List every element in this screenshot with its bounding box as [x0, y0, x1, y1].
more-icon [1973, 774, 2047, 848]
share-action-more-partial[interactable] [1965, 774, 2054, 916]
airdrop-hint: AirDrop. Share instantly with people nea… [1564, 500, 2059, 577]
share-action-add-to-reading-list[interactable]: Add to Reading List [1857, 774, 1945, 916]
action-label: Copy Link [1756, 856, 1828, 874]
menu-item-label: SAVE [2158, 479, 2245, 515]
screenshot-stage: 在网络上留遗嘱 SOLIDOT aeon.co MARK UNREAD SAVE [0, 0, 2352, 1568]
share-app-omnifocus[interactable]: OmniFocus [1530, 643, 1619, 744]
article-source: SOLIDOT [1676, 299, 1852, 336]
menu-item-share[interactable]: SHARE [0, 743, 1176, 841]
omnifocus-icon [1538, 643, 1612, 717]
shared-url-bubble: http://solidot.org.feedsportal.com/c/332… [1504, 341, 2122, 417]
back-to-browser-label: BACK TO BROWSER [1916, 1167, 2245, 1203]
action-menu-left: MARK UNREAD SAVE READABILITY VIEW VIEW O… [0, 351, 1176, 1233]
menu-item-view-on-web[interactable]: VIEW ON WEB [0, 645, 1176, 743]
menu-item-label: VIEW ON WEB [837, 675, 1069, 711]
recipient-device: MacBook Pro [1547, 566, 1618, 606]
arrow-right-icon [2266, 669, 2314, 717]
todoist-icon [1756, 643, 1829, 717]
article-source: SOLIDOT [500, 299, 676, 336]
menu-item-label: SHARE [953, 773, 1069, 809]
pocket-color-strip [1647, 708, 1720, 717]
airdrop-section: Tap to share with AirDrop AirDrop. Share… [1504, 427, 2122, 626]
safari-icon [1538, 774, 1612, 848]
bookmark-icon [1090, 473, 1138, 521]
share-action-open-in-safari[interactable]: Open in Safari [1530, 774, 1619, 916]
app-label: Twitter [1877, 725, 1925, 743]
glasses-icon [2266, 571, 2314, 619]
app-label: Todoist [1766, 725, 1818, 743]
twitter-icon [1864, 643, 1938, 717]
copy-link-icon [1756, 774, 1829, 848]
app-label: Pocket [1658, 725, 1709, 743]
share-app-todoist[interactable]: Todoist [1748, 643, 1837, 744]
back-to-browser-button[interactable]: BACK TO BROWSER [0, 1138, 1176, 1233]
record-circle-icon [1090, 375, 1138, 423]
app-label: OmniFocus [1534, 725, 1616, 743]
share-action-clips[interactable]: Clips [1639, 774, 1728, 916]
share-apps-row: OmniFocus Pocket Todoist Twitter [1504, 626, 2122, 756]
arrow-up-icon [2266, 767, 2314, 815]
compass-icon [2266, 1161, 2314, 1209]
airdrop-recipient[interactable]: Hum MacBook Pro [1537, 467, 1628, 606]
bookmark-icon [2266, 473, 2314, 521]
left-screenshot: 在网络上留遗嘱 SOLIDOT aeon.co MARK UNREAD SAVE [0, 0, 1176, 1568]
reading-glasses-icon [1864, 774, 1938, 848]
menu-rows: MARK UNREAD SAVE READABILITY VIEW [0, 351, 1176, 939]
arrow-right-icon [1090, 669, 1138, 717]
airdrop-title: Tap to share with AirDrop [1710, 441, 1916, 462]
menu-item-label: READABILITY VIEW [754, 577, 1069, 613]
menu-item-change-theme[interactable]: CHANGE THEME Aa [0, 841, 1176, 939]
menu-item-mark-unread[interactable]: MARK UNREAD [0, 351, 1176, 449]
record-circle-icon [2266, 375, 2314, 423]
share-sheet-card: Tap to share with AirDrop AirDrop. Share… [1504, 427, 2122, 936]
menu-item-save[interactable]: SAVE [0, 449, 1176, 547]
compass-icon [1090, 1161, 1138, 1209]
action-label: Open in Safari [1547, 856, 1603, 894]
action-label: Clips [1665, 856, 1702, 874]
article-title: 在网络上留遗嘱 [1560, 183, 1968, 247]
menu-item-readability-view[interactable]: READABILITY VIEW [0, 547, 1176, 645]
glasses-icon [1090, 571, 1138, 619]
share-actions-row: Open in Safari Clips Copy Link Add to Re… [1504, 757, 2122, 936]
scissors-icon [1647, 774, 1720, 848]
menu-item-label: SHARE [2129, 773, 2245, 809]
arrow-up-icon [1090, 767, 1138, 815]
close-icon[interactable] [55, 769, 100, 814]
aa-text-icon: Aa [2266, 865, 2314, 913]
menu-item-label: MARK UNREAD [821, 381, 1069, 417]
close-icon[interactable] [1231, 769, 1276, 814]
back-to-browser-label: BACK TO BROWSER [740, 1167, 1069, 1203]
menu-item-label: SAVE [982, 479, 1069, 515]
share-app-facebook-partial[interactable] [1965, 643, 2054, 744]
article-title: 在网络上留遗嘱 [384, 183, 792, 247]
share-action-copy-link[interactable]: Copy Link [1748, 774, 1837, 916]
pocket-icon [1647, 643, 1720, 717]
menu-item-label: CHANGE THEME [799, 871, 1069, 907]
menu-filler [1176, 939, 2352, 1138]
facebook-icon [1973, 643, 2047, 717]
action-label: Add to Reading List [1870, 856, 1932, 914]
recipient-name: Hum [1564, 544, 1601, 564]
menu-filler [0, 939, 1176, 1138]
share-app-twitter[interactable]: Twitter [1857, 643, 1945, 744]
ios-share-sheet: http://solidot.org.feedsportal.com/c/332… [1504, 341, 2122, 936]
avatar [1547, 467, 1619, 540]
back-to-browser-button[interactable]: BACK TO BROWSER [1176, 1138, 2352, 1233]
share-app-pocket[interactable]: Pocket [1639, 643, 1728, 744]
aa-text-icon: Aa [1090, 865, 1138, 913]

___

WHAT IS ASKED: Copy all of the data above line for line, changing nothing.

WORKED SOLUTION:
List every element in this screenshot with its bounding box as [x0, y0, x1, y1].
more-icon [1973, 774, 2047, 848]
share-action-more-partial[interactable] [1965, 774, 2054, 916]
airdrop-hint: AirDrop. Share instantly with people nea… [1564, 500, 2059, 577]
share-action-add-to-reading-list[interactable]: Add to Reading List [1857, 774, 1945, 916]
action-label: Copy Link [1756, 856, 1828, 874]
menu-item-label: SAVE [2158, 479, 2245, 515]
screenshot-stage: 在网络上留遗嘱 SOLIDOT aeon.co MARK UNREAD SAVE [0, 0, 2352, 1568]
share-app-omnifocus[interactable]: OmniFocus [1530, 643, 1619, 744]
article-source: SOLIDOT [1676, 299, 1852, 336]
menu-item-share[interactable]: SHARE [0, 743, 1176, 841]
omnifocus-icon [1538, 643, 1612, 717]
shared-url-bubble: http://solidot.org.feedsportal.com/c/332… [1504, 341, 2122, 417]
back-to-browser-label: BACK TO BROWSER [1916, 1167, 2245, 1203]
action-menu-left: MARK UNREAD SAVE READABILITY VIEW VIEW O… [0, 351, 1176, 1233]
menu-item-view-on-web[interactable]: VIEW ON WEB [0, 645, 1176, 743]
menu-item-label: VIEW ON WEB [837, 675, 1069, 711]
recipient-device: MacBook Pro [1547, 566, 1618, 606]
arrow-right-icon [2266, 669, 2314, 717]
todoist-icon [1756, 643, 1829, 717]
article-source: SOLIDOT [500, 299, 676, 336]
menu-item-label: SHARE [953, 773, 1069, 809]
pocket-color-strip [1647, 708, 1720, 717]
airdrop-section: Tap to share with AirDrop AirDrop. Share… [1504, 427, 2122, 626]
safari-icon [1538, 774, 1612, 848]
bookmark-icon [1090, 473, 1138, 521]
share-action-open-in-safari[interactable]: Open in Safari [1530, 774, 1619, 916]
app-label: Twitter [1877, 725, 1925, 743]
glasses-icon [2266, 571, 2314, 619]
app-label: Todoist [1766, 725, 1818, 743]
twitter-icon [1864, 643, 1938, 717]
copy-link-icon [1756, 774, 1829, 848]
app-label: Pocket [1658, 725, 1709, 743]
share-app-todoist[interactable]: Todoist [1748, 643, 1837, 744]
back-to-browser-button[interactable]: BACK TO BROWSER [0, 1138, 1176, 1233]
record-circle-icon [1090, 375, 1138, 423]
app-label: OmniFocus [1534, 725, 1616, 743]
share-action-clips[interactable]: Clips [1639, 774, 1728, 916]
share-apps-row: OmniFocus Pocket Todoist Twitter [1504, 626, 2122, 756]
arrow-up-icon [2266, 767, 2314, 815]
compass-icon [2266, 1161, 2314, 1209]
airdrop-recipient[interactable]: Hum MacBook Pro [1537, 467, 1628, 606]
bookmark-icon [2266, 473, 2314, 521]
left-screenshot: 在网络上留遗嘱 SOLIDOT aeon.co MARK UNREAD SAVE [0, 0, 1176, 1568]
reading-glasses-icon [1864, 774, 1938, 848]
menu-rows: MARK UNREAD SAVE READABILITY VIEW [0, 351, 1176, 939]
arrow-right-icon [1090, 669, 1138, 717]
airdrop-title: Tap to share with AirDrop [1710, 441, 1916, 462]
menu-item-label: READABILITY VIEW [754, 577, 1069, 613]
menu-item-change-theme[interactable]: CHANGE THEME Aa [0, 841, 1176, 939]
menu-item-mark-unread[interactable]: MARK UNREAD [0, 351, 1176, 449]
record-circle-icon [2266, 375, 2314, 423]
share-sheet-card: Tap to share with AirDrop AirDrop. Share… [1504, 427, 2122, 936]
menu-item-save[interactable]: SAVE [0, 449, 1176, 547]
compass-icon [1090, 1161, 1138, 1209]
action-label: Open in Safari [1547, 856, 1603, 894]
action-label: Clips [1665, 856, 1702, 874]
article-title: 在网络上留遗嘱 [1560, 183, 1968, 247]
menu-item-readability-view[interactable]: READABILITY VIEW [0, 547, 1176, 645]
glasses-icon [1090, 571, 1138, 619]
share-actions-row: Open in Safari Clips Copy Link Add to Re… [1504, 757, 2122, 936]
scissors-icon [1647, 774, 1720, 848]
menu-item-label: SHARE [2129, 773, 2245, 809]
arrow-up-icon [1090, 767, 1138, 815]
close-icon[interactable] [55, 769, 100, 814]
aa-text-icon: Aa [2266, 865, 2314, 913]
menu-item-label: MARK UNREAD [821, 381, 1069, 417]
close-icon[interactable] [1231, 769, 1276, 814]
back-to-browser-label: BACK TO BROWSER [740, 1167, 1069, 1203]
menu-item-label: SAVE [982, 479, 1069, 515]
share-app-facebook-partial[interactable] [1965, 643, 2054, 744]
article-title: 在网络上留遗嘱 [384, 183, 792, 247]
share-action-copy-link[interactable]: Copy Link [1748, 774, 1837, 916]
pocket-icon [1647, 643, 1720, 717]
menu-item-label: CHANGE THEME [799, 871, 1069, 907]
menu-filler [1176, 939, 2352, 1138]
facebook-icon [1973, 643, 2047, 717]
action-label: Add to Reading List [1870, 856, 1932, 914]
recipient-name: Hum [1564, 544, 1601, 564]
menu-filler [0, 939, 1176, 1138]
share-app-twitter[interactable]: Twitter [1857, 643, 1945, 744]
ios-share-sheet: http://solidot.org.feedsportal.com/c/332… [1504, 341, 2122, 936]
avatar [1547, 467, 1619, 540]
back-to-browser-button[interactable]: BACK TO BROWSER [1176, 1138, 2352, 1233]
share-app-pocket[interactable]: Pocket [1639, 643, 1728, 744]
aa-text-icon: Aa [1090, 865, 1138, 913]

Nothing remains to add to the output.